TASK DESCRIPTION ->
Search the data below for the word "text" and copy each line that holds it.

DATA TO USE ->
===============

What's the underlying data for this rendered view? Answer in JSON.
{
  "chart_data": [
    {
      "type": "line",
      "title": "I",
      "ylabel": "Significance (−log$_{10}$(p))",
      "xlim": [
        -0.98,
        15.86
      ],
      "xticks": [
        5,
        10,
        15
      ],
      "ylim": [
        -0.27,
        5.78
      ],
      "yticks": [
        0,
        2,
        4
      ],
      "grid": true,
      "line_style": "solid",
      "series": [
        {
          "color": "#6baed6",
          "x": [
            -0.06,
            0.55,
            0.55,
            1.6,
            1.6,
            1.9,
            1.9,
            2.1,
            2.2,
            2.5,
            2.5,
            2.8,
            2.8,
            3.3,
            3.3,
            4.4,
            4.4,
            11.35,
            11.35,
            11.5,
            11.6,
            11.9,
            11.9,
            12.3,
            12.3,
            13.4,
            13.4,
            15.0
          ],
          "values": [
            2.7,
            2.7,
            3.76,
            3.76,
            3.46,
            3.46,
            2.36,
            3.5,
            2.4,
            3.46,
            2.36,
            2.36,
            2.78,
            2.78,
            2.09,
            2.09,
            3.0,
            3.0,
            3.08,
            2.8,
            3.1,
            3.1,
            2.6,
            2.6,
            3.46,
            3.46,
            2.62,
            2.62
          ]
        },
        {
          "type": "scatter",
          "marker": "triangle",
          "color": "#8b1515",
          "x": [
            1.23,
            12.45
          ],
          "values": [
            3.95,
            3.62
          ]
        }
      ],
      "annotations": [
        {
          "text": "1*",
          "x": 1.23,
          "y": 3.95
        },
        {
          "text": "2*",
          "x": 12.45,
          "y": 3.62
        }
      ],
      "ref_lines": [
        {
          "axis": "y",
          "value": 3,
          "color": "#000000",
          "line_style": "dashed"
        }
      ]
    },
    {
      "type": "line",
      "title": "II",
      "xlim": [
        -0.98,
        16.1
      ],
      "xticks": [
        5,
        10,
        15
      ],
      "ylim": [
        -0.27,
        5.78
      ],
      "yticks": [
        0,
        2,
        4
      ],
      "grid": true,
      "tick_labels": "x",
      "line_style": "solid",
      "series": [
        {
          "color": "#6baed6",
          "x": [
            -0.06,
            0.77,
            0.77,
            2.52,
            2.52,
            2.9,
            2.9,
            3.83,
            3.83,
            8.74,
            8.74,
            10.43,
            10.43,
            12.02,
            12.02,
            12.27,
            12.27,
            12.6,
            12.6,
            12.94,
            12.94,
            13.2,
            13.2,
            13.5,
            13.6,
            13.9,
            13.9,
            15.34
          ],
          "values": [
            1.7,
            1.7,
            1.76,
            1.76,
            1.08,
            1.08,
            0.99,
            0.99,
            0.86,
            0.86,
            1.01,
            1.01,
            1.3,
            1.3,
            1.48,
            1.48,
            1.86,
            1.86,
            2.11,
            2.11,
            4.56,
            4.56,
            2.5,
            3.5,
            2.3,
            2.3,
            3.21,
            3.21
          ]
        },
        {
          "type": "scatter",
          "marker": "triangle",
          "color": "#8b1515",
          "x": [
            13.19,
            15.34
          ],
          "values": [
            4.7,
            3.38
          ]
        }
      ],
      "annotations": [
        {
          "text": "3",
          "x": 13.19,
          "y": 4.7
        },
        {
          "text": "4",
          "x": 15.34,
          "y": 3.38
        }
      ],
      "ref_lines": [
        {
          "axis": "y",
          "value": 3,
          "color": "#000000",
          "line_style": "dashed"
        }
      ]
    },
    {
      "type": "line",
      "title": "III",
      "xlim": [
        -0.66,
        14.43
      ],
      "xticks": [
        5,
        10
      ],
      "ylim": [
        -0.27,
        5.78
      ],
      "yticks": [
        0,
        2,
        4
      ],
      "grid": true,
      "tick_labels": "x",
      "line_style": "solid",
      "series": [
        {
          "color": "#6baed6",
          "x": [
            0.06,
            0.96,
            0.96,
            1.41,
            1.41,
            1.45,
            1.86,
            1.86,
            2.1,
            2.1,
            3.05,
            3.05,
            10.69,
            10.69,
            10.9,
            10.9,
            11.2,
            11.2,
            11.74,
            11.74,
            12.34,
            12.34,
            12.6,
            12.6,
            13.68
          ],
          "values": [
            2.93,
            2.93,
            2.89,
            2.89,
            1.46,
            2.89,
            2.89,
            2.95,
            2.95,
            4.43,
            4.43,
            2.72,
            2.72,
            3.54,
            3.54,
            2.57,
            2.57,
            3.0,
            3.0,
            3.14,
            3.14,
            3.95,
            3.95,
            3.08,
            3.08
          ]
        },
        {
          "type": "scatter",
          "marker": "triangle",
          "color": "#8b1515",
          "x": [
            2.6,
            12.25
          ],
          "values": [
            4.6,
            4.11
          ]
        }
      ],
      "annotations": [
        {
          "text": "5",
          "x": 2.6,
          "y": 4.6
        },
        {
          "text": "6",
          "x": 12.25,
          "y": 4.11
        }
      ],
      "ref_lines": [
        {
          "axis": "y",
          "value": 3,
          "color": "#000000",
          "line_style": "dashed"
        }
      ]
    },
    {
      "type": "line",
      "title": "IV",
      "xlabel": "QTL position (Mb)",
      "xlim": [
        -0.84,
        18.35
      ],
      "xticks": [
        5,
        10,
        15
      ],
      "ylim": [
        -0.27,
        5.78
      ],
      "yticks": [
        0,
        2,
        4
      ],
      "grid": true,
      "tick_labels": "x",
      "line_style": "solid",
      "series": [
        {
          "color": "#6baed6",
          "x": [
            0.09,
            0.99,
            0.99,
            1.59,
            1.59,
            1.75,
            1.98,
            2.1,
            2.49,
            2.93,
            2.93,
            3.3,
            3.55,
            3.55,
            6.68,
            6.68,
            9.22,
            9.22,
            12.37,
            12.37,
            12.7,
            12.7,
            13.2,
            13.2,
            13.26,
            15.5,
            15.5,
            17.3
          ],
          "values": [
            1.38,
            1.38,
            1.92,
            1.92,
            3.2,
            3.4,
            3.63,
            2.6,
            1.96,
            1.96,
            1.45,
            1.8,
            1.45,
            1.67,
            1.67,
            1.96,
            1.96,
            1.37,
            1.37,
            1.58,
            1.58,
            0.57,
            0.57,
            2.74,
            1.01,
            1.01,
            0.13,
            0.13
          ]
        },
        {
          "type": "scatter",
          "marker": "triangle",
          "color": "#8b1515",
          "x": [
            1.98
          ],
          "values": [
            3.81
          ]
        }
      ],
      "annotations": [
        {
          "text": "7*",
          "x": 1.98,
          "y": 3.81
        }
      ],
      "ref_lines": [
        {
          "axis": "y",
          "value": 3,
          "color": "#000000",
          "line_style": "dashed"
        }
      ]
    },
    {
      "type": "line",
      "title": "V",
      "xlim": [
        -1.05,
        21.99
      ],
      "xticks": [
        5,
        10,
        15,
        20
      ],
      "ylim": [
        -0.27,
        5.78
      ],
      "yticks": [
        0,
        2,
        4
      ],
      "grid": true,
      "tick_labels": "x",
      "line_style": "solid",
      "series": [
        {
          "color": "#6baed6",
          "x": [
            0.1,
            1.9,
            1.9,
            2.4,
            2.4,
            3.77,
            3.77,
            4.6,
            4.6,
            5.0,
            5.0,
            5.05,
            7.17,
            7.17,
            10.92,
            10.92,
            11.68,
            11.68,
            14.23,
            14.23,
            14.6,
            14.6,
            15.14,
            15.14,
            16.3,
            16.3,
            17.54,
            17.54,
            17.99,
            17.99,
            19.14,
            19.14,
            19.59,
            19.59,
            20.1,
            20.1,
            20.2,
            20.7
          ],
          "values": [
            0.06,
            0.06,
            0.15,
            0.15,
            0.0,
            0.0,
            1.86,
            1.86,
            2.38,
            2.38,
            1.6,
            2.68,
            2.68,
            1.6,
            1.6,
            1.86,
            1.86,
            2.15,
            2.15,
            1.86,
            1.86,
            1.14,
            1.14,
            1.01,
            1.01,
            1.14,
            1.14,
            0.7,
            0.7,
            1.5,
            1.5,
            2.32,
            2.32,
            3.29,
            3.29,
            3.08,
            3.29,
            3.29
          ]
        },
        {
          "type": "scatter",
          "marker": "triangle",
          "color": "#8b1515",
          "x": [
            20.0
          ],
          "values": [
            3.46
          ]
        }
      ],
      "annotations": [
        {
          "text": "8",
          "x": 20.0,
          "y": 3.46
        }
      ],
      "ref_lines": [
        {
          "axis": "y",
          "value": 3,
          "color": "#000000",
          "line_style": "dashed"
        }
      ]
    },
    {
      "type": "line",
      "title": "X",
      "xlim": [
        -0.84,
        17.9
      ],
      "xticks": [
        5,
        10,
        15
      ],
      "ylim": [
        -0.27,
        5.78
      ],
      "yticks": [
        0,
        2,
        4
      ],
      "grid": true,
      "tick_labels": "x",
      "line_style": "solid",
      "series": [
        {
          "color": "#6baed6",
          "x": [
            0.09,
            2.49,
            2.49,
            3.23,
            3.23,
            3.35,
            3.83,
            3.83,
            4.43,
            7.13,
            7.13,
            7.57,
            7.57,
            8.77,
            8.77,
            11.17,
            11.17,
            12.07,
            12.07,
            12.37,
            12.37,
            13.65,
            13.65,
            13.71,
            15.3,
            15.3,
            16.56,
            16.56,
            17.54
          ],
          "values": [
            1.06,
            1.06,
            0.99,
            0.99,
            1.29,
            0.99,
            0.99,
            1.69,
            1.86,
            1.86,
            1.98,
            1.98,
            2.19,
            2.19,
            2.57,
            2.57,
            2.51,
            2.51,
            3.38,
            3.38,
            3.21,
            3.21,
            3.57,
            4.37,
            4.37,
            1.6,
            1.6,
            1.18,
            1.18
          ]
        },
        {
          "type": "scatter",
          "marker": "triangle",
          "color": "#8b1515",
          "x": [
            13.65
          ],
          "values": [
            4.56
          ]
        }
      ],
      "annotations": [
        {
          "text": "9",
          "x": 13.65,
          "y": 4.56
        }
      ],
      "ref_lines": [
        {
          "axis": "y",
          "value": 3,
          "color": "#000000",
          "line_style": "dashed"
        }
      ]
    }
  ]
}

===============

EXERCISE SOLUTION ->
          "text": "1*",
          "text": "2*",
          "text": "3",
          "text": "4",
          "text": "5",
          "text": "6",
          "text": "7*",
          "text": "8",
          "text": "9",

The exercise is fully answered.